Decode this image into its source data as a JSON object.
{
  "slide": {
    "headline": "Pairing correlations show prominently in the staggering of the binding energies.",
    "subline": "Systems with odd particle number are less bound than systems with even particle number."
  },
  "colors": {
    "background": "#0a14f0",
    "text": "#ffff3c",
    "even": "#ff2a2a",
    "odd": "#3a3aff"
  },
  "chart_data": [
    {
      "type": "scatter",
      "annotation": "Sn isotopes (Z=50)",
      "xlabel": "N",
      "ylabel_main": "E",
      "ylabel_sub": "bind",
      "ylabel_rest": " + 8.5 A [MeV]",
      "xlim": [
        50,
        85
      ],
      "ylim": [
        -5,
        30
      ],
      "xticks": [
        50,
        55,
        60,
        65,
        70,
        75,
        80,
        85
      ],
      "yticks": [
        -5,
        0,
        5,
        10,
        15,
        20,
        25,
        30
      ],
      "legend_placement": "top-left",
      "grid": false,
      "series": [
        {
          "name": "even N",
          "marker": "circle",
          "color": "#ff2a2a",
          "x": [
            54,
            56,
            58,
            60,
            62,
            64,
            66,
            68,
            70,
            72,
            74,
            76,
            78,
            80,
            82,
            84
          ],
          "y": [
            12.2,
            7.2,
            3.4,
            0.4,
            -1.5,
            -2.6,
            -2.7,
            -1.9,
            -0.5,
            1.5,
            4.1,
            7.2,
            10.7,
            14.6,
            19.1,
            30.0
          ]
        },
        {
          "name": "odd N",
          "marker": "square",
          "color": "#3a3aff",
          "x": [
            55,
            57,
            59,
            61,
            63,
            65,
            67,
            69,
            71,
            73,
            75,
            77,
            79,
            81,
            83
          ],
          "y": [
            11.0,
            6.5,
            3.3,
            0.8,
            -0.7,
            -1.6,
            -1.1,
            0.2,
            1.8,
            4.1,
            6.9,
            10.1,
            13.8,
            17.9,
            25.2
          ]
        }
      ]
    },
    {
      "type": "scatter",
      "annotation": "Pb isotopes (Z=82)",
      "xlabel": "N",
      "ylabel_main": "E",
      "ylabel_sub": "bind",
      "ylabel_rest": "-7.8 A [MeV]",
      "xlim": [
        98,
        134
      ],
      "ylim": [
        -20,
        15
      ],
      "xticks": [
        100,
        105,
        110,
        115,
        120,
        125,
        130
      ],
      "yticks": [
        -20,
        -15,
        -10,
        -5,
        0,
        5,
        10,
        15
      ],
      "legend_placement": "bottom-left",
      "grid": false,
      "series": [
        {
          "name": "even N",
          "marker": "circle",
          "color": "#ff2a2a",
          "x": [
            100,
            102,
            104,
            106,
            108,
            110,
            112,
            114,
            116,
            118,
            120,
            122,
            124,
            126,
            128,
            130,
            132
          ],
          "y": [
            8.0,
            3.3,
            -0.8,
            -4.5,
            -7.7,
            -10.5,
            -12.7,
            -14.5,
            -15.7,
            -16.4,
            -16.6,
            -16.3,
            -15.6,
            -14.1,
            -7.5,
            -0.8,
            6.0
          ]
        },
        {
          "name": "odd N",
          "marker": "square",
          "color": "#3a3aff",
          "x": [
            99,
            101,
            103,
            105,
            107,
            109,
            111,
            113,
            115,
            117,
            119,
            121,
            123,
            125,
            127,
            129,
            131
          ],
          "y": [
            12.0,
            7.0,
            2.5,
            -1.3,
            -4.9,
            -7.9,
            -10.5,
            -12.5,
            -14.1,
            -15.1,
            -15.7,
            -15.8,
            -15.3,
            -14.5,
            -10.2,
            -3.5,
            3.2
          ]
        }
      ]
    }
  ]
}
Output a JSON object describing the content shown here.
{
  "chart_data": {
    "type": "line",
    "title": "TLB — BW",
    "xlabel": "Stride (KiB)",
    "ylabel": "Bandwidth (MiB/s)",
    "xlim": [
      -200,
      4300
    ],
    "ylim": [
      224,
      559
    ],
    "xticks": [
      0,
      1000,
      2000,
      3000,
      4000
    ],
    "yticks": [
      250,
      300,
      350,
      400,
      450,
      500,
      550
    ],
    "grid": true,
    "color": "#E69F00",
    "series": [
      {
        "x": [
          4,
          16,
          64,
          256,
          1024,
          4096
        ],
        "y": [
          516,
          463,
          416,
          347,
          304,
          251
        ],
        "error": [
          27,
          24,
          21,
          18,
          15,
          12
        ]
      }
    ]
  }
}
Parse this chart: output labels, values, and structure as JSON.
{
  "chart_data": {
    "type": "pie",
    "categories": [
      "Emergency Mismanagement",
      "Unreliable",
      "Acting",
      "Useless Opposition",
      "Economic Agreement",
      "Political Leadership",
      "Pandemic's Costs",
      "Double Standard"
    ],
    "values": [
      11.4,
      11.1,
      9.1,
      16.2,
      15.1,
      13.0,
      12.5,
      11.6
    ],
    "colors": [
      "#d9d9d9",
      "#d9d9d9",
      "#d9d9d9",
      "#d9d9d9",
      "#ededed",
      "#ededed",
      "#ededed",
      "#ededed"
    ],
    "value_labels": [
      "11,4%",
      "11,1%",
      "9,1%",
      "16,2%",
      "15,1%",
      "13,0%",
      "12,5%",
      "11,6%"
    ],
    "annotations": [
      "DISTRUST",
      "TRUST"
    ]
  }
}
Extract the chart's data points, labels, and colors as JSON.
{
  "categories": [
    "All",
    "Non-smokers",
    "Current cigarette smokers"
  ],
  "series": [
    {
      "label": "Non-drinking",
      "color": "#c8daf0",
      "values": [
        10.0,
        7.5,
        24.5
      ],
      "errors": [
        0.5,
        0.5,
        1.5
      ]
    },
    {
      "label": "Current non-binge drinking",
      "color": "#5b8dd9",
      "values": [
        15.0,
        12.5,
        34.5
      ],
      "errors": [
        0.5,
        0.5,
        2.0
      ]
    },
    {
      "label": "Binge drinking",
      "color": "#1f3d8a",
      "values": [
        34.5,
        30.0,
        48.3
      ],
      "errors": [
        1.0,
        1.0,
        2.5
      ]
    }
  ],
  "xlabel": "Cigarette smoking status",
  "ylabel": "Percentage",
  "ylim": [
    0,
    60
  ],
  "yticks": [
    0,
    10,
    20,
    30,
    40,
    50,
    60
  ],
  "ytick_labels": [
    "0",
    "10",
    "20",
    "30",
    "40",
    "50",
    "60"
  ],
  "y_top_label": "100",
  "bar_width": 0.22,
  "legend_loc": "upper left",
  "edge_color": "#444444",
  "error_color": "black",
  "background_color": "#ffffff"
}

______

Copy down the material exactly as written.

Decode this image into its source data as a JSON object.
{
  "slide": {
    "headline": "Pairing correlations show prominently in the staggering of the binding energies.",
    "subline": "Systems with odd particle number are less bound than systems with even particle number."
  },
  "colors": {
    "background": "#0a14f0",
    "text": "#ffff3c",
    "even": "#ff2a2a",
    "odd": "#3a3aff"
  },
  "chart_data": [
    {
      "type": "scatter",
      "annotation": "Sn isotopes (Z=50)",
      "xlabel": "N",
      "ylabel_main": "E",
      "ylabel_sub": "bind",
      "ylabel_rest": " + 8.5 A [MeV]",
      "xlim": [
        50,
        85
      ],
      "ylim": [
        -5,
        30
      ],
      "xticks": [
        50,
        55,
        60,
        65,
        70,
        75,
        80,
        85
      ],
      "yticks": [
        -5,
        0,
        5,
        10,
        15,
        20,
        25,
        30
      ],
      "legend_placement": "top-left",
      "grid": false,
      "series": [
        {
          "name": "even N",
          "marker": "circle",
          "color": "#ff2a2a",
          "x": [
            54,
            56,
            58,
            60,
            62,
            64,
            66,
            68,
            70,
            72,
            74,
            76,
            78,
            80,
            82,
            84
          ],
          "y": [
            12.2,
            7.2,
            3.4,
            0.4,
            -1.5,
            -2.6,
            -2.7,
            -1.9,
            -0.5,
            1.5,
            4.1,
            7.2,
            10.7,
            14.6,
            19.1,
            30.0
          ]
        },
        {
          "name": "odd N",
          "marker": "square",
          "color": "#3a3aff",
          "x": [
            55,
            57,
            59,
            61,
            63,
            65,
            67,
            69,
            71,
            73,
            75,
            77,
            79,
            81,
            83
          ],
          "y": [
            11.0,
            6.5,
            3.3,
            0.8,
            -0.7,
            -1.6,
            -1.1,
            0.2,
            1.8,
            4.1,
            6.9,
            10.1,
            13.8,
            17.9,
            25.2
          ]
        }
      ]
    },
    {
      "type": "scatter",
      "annotation": "Pb isotopes (Z=82)",
      "xlabel": "N",
      "ylabel_main": "E",
      "ylabel_sub": "bind",
      "ylabel_rest": "-7.8 A [MeV]",
      "xlim": [
        98,
        134
      ],
      "ylim": [
        -20,
        15
      ],
      "xticks": [
        100,
        105,
        110,
        115,
        120,
        125,
        130
      ],
      "yticks": [
        -20,
        -15,
        -10,
        -5,
        0,
        5,
        10,
        15
      ],
      "legend_placement": "bottom-left",
      "grid": false,
      "series": [
        {
          "name": "even N",
          "marker": "circle",
          "color": "#ff2a2a",
          "x": [
            100,
            102,
            104,
            106,
            108,
            110,
            112,
            114,
            116,
            118,
            120,
            122,
            124,
            126,
            128,
            130,
            132
          ],
          "y": [
            8.0,
            3.3,
            -0.8,
            -4.5,
            -7.7,
            -10.5,
            -12.7,
            -14.5,
            -15.7,
            -16.4,
            -16.6,
            -16.3,
            -15.6,
            -14.1,
            -7.5,
            -0.8,
            6.0
          ]
        },
        {
          "name": "odd N",
          "marker": "square",
          "color": "#3a3aff",
          "x": [
            99,
            101,
            103,
            105,
            107,
            109,
            111,
            113,
            115,
            117,
            119,
            121,
            123,
            125,
            127,
            129,
            131
          ],
          "y": [
            12.0,
            7.0,
            2.5,
            -1.3,
            -4.9,
            -7.9,
            -10.5,
            -12.5,
            -14.1,
            -15.1,
            -15.7,
            -15.8,
            -15.3,
            -14.5,
            -10.2,
            -3.5,
            3.2
          ]
        }
      ]
    }
  ]
}
Output a JSON object describing the content shown here.
{
  "chart_data": {
    "type": "line",
    "title": "TLB — BW",
    "xlabel": "Stride (KiB)",
    "ylabel": "Bandwidth (MiB/s)",
    "xlim": [
      -200,
      4300
    ],
    "ylim": [
      224,
      559
    ],
    "xticks": [
      0,
      1000,
      2000,
      3000,
      4000
    ],
    "yticks": [
      250,
      300,
      350,
      400,
      450,
      500,
      550
    ],
    "grid": true,
    "color": "#E69F00",
    "series": [
      {
        "x": [
          4,
          16,
          64,
          256,
          1024,
          4096
        ],
        "y": [
          516,
          463,
          416,
          347,
          304,
          251
        ],
        "error": [
          27,
          24,
          21,
          18,
          15,
          12
        ]
      }
    ]
  }
}
Parse this chart: output labels, values, and structure as JSON.
{
  "chart_data": {
    "type": "pie",
    "categories": [
      "Emergency Mismanagement",
      "Unreliable",
      "Acting",
      "Useless Opposition",
      "Economic Agreement",
      "Political Leadership",
      "Pandemic's Costs",
      "Double Standard"
    ],
    "values": [
      11.4,
      11.1,
      9.1,
      16.2,
      15.1,
      13.0,
      12.5,
      11.6
    ],
    "colors": [
      "#d9d9d9",
      "#d9d9d9",
      "#d9d9d9",
      "#d9d9d9",
      "#ededed",
      "#ededed",
      "#ededed",
      "#ededed"
    ],
    "value_labels": [
      "11,4%",
      "11,1%",
      "9,1%",
      "16,2%",
      "15,1%",
      "13,0%",
      "12,5%",
      "11,6%"
    ],
    "annotations": [
      "DISTRUST",
      "TRUST"
    ]
  }
}
Extract the chart's data points, labels, and colors as JSON.
{
  "categories": [
    "All",
    "Non-smokers",
    "Current cigarette smokers"
  ],
  "series": [
    {
      "label": "Non-drinking",
      "color": "#c8daf0",
      "values": [
        10.0,
        7.5,
        24.5
      ],
      "errors": [
        0.5,
        0.5,
        1.5
      ]
    },
    {
      "label": "Current non-binge drinking",
      "color": "#5b8dd9",
      "values": [
        15.0,
        12.5,
        34.5
      ],
      "errors": [
        0.5,
        0.5,
        2.0
      ]
    },
    {
      "label": "Binge drinking",
      "color": "#1f3d8a",
      "values": [
        34.5,
        30.0,
        48.3
      ],
      "errors": [
        1.0,
        1.0,
        2.5
      ]
    }
  ],
  "xlabel": "Cigarette smoking status",
  "ylabel": "Percentage",
  "ylim": [
    0,
    60
  ],
  "yticks": [
    0,
    10,
    20,
    30,
    40,
    50,
    60
  ],
  "ytick_labels": [
    "0",
    "10",
    "20",
    "30",
    "40",
    "50",
    "60"
  ],
  "y_top_label": "100",
  "bar_width": 0.22,
  "legend_loc": "upper left",
  "edge_color": "#444444",
  "error_color": "black",
  "background_color": "#ffffff"
}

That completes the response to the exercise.